### Aim
Pick out the lines in the listing below that contain the word "Provinces" and copy them.

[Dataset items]
====================

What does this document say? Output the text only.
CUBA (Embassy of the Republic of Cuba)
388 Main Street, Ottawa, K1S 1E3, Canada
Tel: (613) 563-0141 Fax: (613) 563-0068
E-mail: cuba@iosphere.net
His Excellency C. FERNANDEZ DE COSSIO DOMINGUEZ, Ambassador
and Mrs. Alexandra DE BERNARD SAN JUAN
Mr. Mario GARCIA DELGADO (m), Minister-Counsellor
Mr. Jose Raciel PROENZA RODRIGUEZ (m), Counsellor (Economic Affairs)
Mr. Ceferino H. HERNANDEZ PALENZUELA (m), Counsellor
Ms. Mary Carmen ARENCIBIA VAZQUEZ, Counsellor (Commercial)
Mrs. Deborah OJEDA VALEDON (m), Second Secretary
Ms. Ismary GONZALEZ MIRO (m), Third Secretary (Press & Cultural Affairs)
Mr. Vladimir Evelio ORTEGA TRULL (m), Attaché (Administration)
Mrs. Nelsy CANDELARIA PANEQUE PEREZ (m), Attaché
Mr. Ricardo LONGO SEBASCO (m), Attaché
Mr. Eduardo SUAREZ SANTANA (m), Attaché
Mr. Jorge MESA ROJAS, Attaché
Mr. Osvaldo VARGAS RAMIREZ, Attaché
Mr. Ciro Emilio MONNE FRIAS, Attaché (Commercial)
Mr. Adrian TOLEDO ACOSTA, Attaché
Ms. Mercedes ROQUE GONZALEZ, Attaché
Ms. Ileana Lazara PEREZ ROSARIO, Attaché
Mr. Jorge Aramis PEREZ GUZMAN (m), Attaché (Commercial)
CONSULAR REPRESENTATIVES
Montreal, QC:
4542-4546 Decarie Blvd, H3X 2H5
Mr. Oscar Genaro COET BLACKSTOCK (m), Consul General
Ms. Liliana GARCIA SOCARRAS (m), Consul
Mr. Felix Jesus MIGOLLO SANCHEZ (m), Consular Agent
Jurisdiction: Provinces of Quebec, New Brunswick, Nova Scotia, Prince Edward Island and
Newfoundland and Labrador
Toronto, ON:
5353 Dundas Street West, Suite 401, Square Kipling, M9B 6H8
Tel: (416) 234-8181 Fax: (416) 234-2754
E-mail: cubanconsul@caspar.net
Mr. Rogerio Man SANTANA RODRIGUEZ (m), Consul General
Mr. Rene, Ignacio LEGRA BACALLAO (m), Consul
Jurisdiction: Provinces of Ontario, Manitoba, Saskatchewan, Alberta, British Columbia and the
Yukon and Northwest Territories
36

====================

### Full response
Jurisdiction: Provinces of Quebec, New Brunswick, Nova Scotia, Prince Edward Island and
Jurisdiction: Provinces of Ontario, Manitoba, Saskatchewan, Alberta, British Columbia and the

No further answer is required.